EXERCISE OBJECTIVE — Read the records and write them out again exactly.
Start
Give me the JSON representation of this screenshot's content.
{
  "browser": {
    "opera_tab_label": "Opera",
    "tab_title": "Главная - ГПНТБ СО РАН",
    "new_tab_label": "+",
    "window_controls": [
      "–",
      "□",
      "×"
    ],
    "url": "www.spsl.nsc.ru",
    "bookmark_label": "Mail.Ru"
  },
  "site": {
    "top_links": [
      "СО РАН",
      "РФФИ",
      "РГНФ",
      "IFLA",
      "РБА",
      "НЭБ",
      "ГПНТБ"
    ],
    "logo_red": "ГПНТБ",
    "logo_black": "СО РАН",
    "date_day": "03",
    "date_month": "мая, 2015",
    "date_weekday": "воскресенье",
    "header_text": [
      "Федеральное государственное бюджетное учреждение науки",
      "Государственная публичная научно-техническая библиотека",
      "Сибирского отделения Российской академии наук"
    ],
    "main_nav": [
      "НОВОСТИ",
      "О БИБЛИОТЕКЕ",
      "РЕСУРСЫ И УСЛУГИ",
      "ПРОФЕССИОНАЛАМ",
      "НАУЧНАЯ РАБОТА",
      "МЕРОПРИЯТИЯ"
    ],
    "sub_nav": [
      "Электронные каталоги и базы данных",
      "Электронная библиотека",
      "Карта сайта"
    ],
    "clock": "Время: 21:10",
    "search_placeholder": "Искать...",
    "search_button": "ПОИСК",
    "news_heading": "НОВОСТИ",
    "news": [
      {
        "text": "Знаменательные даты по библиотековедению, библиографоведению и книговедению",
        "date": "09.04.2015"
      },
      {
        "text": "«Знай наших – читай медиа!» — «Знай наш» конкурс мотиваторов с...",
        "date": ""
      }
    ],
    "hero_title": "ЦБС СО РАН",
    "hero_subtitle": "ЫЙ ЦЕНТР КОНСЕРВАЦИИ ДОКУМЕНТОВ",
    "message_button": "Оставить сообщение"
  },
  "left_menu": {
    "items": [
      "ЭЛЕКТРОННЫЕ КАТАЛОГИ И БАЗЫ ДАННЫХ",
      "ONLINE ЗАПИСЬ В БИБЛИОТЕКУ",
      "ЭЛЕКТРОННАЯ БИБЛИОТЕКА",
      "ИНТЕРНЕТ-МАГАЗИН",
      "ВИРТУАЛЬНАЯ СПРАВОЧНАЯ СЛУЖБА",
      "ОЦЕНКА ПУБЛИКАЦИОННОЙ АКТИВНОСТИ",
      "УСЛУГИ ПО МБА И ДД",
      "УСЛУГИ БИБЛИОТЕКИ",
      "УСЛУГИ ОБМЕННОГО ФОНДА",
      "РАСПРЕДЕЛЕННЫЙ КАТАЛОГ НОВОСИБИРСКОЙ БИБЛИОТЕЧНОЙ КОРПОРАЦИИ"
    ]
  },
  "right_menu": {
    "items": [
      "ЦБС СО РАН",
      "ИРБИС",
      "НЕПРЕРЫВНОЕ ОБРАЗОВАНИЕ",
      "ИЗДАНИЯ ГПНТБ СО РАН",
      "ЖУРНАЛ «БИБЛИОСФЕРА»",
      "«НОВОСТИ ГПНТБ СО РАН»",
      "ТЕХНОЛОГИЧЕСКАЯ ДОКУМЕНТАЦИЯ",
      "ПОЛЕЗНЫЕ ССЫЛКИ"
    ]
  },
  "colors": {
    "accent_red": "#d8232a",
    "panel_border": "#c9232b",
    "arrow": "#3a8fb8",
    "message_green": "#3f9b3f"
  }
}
End
ANSWER TO THE EXERCISE —
Give me the JSON representation of this screenshot's content.
{
  "browser": {
    "opera_tab_label": "Opera",
    "tab_title": "Главная - ГПНТБ СО РАН",
    "new_tab_label": "+",
    "window_controls": [
      "–",
      "□",
      "×"
    ],
    "url": "www.spsl.nsc.ru",
    "bookmark_label": "Mail.Ru"
  },
  "site": {
    "top_links": [
      "СО РАН",
      "РФФИ",
      "РГНФ",
      "IFLA",
      "РБА",
      "НЭБ",
      "ГПНТБ"
    ],
    "logo_red": "ГПНТБ",
    "logo_black": "СО РАН",
    "date_day": "03",
    "date_month": "мая, 2015",
    "date_weekday": "воскресенье",
    "header_text": [
      "Федеральное государственное бюджетное учреждение науки",
      "Государственная публичная научно-техническая библиотека",
      "Сибирского отделения Российской академии наук"
    ],
    "main_nav": [
      "НОВОСТИ",
      "О БИБЛИОТЕКЕ",
      "РЕСУРСЫ И УСЛУГИ",
      "ПРОФЕССИОНАЛАМ",
      "НАУЧНАЯ РАБОТА",
      "МЕРОПРИЯТИЯ"
    ],
    "sub_nav": [
      "Электронные каталоги и базы данных",
      "Электронная библиотека",
      "Карта сайта"
    ],
    "clock": "Время: 21:10",
    "search_placeholder": "Искать...",
    "search_button": "ПОИСК",
    "news_heading": "НОВОСТИ",
    "news": [
      {
        "text": "Знаменательные даты по библиотековедению, библиографоведению и книговедению",
        "date": "09.04.2015"
      },
      {
        "text": "«Знай наших – читай медиа!» — «Знай наш» конкурс мотиваторов с...",
        "date": ""
      }
    ],
    "hero_title": "ЦБС СО РАН",
    "hero_subtitle": "ЫЙ ЦЕНТР КОНСЕРВАЦИИ ДОКУМЕНТОВ",
    "message_button": "Оставить сообщение"
  },
  "left_menu": {
    "items": [
      "ЭЛЕКТРОННЫЕ КАТАЛОГИ И БАЗЫ ДАННЫХ",
      "ONLINE ЗАПИСЬ В БИБЛИОТЕКУ",
      "ЭЛЕКТРОННАЯ БИБЛИОТЕКА",
      "ИНТЕРНЕТ-МАГАЗИН",
      "ВИРТУАЛЬНАЯ СПРАВОЧНАЯ СЛУЖБА",
      "ОЦЕНКА ПУБЛИКАЦИОННОЙ АКТИВНОСТИ",
      "УСЛУГИ ПО МБА И ДД",
      "УСЛУГИ БИБЛИОТЕКИ",
      "УСЛУГИ ОБМЕННОГО ФОНДА",
      "РАСПРЕДЕЛЕННЫЙ КАТАЛОГ НОВОСИБИРСКОЙ БИБЛИОТЕЧНОЙ КОРПОРАЦИИ"
    ]
  },
  "right_menu": {
    "items": [
      "ЦБС СО РАН",
      "ИРБИС",
      "НЕПРЕРЫВНОЕ ОБРАЗОВАНИЕ",
      "ИЗДАНИЯ ГПНТБ СО РАН",
      "ЖУРНАЛ «БИБЛИОСФЕРА»",
      "«НОВОСТИ ГПНТБ СО РАН»",
      "ТЕХНОЛОГИЧЕСКАЯ ДОКУМЕНТАЦИЯ",
      "ПОЛЕЗНЫЕ ССЫЛКИ"
    ]
  },
  "colors": {
    "accent_red": "#d8232a",
    "panel_border": "#c9232b",
    "arrow": "#3a8fb8",
    "message_green": "#3f9b3f"
  }
}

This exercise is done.